Goal: The records below should be written out again, exactly.

____

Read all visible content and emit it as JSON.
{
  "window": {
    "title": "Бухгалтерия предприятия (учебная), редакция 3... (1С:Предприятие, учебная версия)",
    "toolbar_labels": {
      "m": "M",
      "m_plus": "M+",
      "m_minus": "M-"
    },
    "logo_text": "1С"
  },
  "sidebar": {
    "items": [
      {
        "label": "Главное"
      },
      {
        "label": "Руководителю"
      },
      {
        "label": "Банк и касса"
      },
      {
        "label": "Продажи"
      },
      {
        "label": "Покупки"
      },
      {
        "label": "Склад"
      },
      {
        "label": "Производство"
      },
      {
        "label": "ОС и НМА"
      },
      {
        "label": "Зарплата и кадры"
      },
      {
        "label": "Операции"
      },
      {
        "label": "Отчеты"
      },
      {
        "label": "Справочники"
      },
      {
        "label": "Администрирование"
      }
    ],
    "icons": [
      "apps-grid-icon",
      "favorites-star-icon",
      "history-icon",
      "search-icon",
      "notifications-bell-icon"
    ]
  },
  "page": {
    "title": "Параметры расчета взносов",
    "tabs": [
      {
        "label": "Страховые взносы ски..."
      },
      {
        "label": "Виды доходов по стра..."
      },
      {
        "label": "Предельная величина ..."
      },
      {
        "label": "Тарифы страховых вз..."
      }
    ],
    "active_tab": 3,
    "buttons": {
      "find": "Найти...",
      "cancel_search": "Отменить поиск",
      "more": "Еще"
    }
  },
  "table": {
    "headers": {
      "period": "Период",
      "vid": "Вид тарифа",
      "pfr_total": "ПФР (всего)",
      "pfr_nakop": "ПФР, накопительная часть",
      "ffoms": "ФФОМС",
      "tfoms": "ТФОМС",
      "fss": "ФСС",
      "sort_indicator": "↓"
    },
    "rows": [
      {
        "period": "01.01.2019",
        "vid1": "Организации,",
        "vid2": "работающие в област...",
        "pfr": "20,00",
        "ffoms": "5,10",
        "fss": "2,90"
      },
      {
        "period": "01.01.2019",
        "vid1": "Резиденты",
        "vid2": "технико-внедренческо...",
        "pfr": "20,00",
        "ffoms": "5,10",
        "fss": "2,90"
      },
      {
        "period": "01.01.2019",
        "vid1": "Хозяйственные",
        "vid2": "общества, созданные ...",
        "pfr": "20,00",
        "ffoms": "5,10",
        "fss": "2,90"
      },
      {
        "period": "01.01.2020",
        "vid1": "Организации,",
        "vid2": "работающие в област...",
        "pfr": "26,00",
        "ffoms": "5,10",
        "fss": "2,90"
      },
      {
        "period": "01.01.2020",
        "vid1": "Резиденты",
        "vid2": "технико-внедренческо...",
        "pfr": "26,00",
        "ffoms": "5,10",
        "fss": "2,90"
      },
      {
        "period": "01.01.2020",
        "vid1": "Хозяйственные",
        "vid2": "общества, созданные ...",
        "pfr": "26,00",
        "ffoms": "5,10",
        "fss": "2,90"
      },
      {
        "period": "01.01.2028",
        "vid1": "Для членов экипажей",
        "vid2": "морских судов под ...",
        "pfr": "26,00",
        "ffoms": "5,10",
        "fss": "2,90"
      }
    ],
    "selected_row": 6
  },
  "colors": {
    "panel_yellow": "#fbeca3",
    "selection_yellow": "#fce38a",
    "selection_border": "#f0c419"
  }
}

____

Result of the exercise:
Read all visible content and emit it as JSON.
{
  "window": {
    "title": "Бухгалтерия предприятия (учебная), редакция 3... (1С:Предприятие, учебная версия)",
    "toolbar_labels": {
      "m": "M",
      "m_plus": "M+",
      "m_minus": "M-"
    },
    "logo_text": "1С"
  },
  "sidebar": {
    "items": [
      {
        "label": "Главное"
      },
      {
        "label": "Руководителю"
      },
      {
        "label": "Банк и касса"
      },
      {
        "label": "Продажи"
      },
      {
        "label": "Покупки"
      },
      {
        "label": "Склад"
      },
      {
        "label": "Производство"
      },
      {
        "label": "ОС и НМА"
      },
      {
        "label": "Зарплата и кадры"
      },
      {
        "label": "Операции"
      },
      {
        "label": "Отчеты"
      },
      {
        "label": "Справочники"
      },
      {
        "label": "Администрирование"
      }
    ],
    "icons": [
      "apps-grid-icon",
      "favorites-star-icon",
      "history-icon",
      "search-icon",
      "notifications-bell-icon"
    ]
  },
  "page": {
    "title": "Параметры расчета взносов",
    "tabs": [
      {
        "label": "Страховые взносы ски..."
      },
      {
        "label": "Виды доходов по стра..."
      },
      {
        "label": "Предельная величина ..."
      },
      {
        "label": "Тарифы страховых вз..."
      }
    ],
    "active_tab": 3,
    "buttons": {
      "find": "Найти...",
      "cancel_search": "Отменить поиск",
      "more": "Еще"
    }
  },
  "table": {
    "headers": {
      "period": "Период",
      "vid": "Вид тарифа",
      "pfr_total": "ПФР (всего)",
      "pfr_nakop": "ПФР, накопительная часть",
      "ffoms": "ФФОМС",
      "tfoms": "ТФОМС",
      "fss": "ФСС",
      "sort_indicator": "↓"
    },
    "rows": [
      {
        "period": "01.01.2019",
        "vid1": "Организации,",
        "vid2": "работающие в област...",
        "pfr": "20,00",
        "ffoms": "5,10",
        "fss": "2,90"
      },
      {
        "period": "01.01.2019",
        "vid1": "Резиденты",
        "vid2": "технико-внедренческо...",
        "pfr": "20,00",
        "ffoms": "5,10",
        "fss": "2,90"
      },
      {
        "period": "01.01.2019",
        "vid1": "Хозяйственные",
        "vid2": "общества, созданные ...",
        "pfr": "20,00",
        "ffoms": "5,10",
        "fss": "2,90"
      },
      {
        "period": "01.01.2020",
        "vid1": "Организации,",
        "vid2": "работающие в област...",
        "pfr": "26,00",
        "ffoms": "5,10",
        "fss": "2,90"
      },
      {
        "period": "01.01.2020",
        "vid1": "Резиденты",
        "vid2": "технико-внедренческо...",
        "pfr": "26,00",
        "ffoms": "5,10",
        "fss": "2,90"
      },
      {
        "period": "01.01.2020",
        "vid1": "Хозяйственные",
        "vid2": "общества, созданные ...",
        "pfr": "26,00",
        "ffoms": "5,10",
        "fss": "2,90"
      },
      {
        "period": "01.01.2028",
        "vid1": "Для членов экипажей",
        "vid2": "морских судов под ...",
        "pfr": "26,00",
        "ffoms": "5,10",
        "fss": "2,90"
      }
    ],
    "selected_row": 6
  },
  "colors": {
    "panel_yellow": "#fbeca3",
    "selection_yellow": "#fce38a",
    "selection_border": "#f0c419"
  }
}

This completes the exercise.